> Task objective: Look below for the line that contains "What data populates", then copy it and each following line to the end of the records, minus any pictures.
-----
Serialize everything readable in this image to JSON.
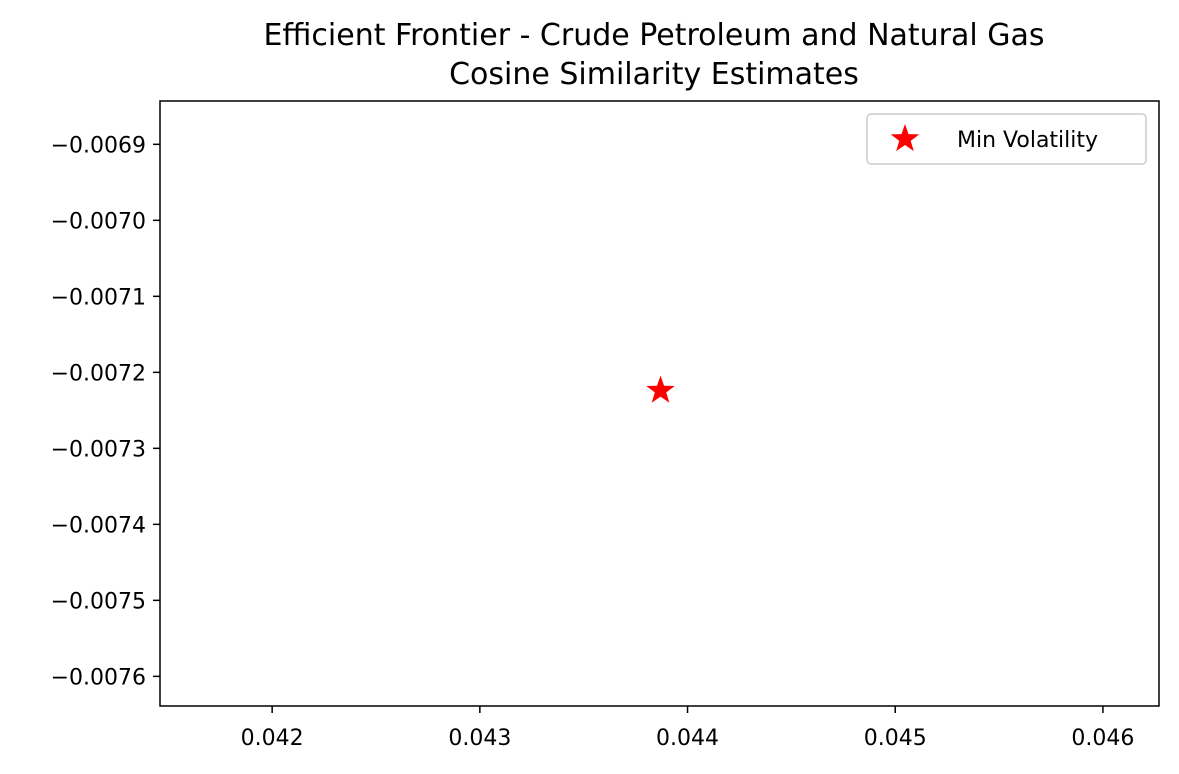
{
  "chart_data": {
    "type": "scatter",
    "title": "Efficient Frontier - Crude Petroleum and Natural Gas",
    "subtitle": "Cosine Similarity Estimates",
    "xlabel": "",
    "ylabel": "",
    "xlim": [
      0.04146,
      0.04627
    ],
    "ylim": [
      -0.007639,
      -0.006843
    ],
    "x_ticks": [
      {
        "value": 0.042,
        "label": "0.042"
      },
      {
        "value": 0.043,
        "label": "0.043"
      },
      {
        "value": 0.044,
        "label": "0.044"
      },
      {
        "value": 0.045,
        "label": "0.045"
      },
      {
        "value": 0.046,
        "label": "0.046"
      }
    ],
    "y_ticks": [
      {
        "value": -0.0069,
        "label": "−0.0069"
      },
      {
        "value": -0.007,
        "label": "−0.0070"
      },
      {
        "value": -0.0071,
        "label": "−0.0071"
      },
      {
        "value": -0.0072,
        "label": "−0.0072"
      },
      {
        "value": -0.0073,
        "label": "−0.0073"
      },
      {
        "value": -0.0074,
        "label": "−0.0074"
      },
      {
        "value": -0.0075,
        "label": "−0.0075"
      },
      {
        "value": -0.0076,
        "label": "−0.0076"
      }
    ],
    "grid": false,
    "legend_position": "top-right",
    "series": [
      {
        "name": "Min Volatility",
        "marker": "star",
        "color": "#ff0000",
        "points": [
          {
            "x": 0.04387,
            "y": -0.007224
          }
        ]
      }
    ]
  }
}
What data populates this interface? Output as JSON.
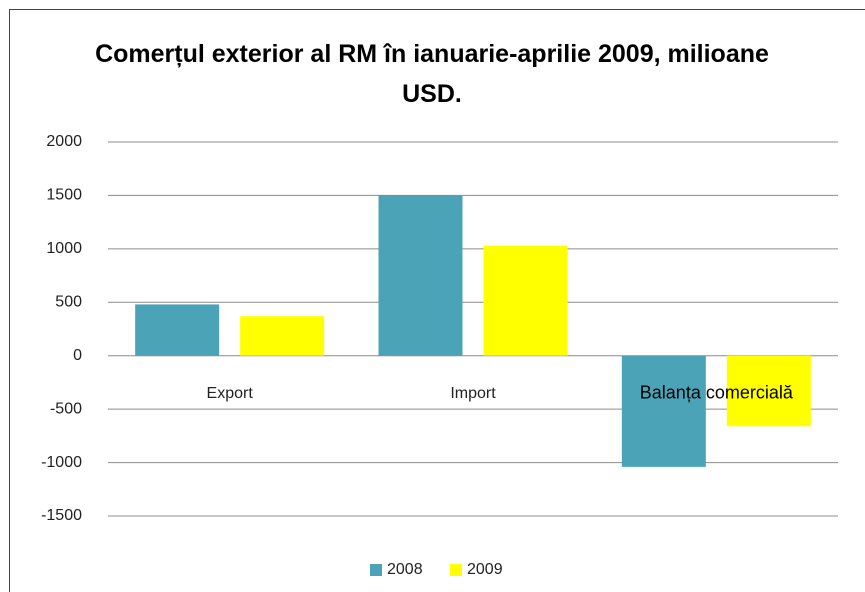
{
  "chart_data": {
    "type": "bar",
    "title": "Comerțul exterior al RM în ianuarie-aprilie 2009, milioane USD.",
    "categories": [
      "Export",
      "Import",
      "Balanța comercială"
    ],
    "series": [
      {
        "name": "2008",
        "color": "#4BA3B7",
        "values": [
          480,
          1500,
          -1040
        ]
      },
      {
        "name": "2009",
        "color": "#FFFF00",
        "values": [
          370,
          1030,
          -660
        ]
      }
    ],
    "ylim": [
      -1500,
      2000
    ],
    "yticks": [
      -1500,
      -1000,
      -500,
      0,
      500,
      1000,
      1500,
      2000
    ],
    "grid": true,
    "legend": "bottom"
  }
}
-----
> Result of the task:
What data populates this interface? Output as JSON.
{
  "chart_data": {
    "type": "bar",
    "title": "Comerțul exterior al RM în ianuarie-aprilie 2009, milioane USD.",
    "categories": [
      "Export",
      "Import",
      "Balanța comercială"
    ],
    "series": [
      {
        "name": "2008",
        "color": "#4BA3B7",
        "values": [
          480,
          1500,
          -1040
        ]
      },
      {
        "name": "2009",
        "color": "#FFFF00",
        "values": [
          370,
          1030,
          -660
        ]
      }
    ],
    "ylim": [
      -1500,
      2000
    ],
    "yticks": [
      -1500,
      -1000,
      -500,
      0,
      500,
      1000,
      1500,
      2000
    ],
    "grid": true,
    "legend": "bottom"
  }
}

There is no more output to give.